## [Task to carry out]
Tally how many lines hold the string "icon". Your reply should be that number alone.

--------------------------------------------------

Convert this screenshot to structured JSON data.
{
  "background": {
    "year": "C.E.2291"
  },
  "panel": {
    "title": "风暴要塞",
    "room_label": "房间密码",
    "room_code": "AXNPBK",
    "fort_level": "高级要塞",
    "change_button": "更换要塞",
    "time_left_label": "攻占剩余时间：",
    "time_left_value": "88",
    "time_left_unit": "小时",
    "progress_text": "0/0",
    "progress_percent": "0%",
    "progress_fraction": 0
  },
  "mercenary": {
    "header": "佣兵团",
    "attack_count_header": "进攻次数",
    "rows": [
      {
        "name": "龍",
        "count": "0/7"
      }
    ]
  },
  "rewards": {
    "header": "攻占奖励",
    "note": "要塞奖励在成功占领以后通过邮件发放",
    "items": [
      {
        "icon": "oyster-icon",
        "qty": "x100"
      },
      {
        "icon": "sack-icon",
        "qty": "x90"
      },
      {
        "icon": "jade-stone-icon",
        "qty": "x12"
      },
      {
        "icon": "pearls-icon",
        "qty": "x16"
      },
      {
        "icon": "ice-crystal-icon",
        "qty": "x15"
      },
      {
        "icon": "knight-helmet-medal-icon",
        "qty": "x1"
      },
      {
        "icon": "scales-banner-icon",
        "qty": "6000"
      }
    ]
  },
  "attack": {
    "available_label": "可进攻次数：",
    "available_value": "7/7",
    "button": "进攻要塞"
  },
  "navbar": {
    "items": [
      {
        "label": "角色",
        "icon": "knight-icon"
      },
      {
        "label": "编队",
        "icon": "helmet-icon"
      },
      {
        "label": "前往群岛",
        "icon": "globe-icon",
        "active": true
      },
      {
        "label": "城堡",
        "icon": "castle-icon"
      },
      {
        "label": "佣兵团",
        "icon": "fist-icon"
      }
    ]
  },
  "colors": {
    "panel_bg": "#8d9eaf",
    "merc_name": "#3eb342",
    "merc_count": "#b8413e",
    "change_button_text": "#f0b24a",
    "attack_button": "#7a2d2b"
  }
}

--------------------------------------------------

## [Result for this task]
12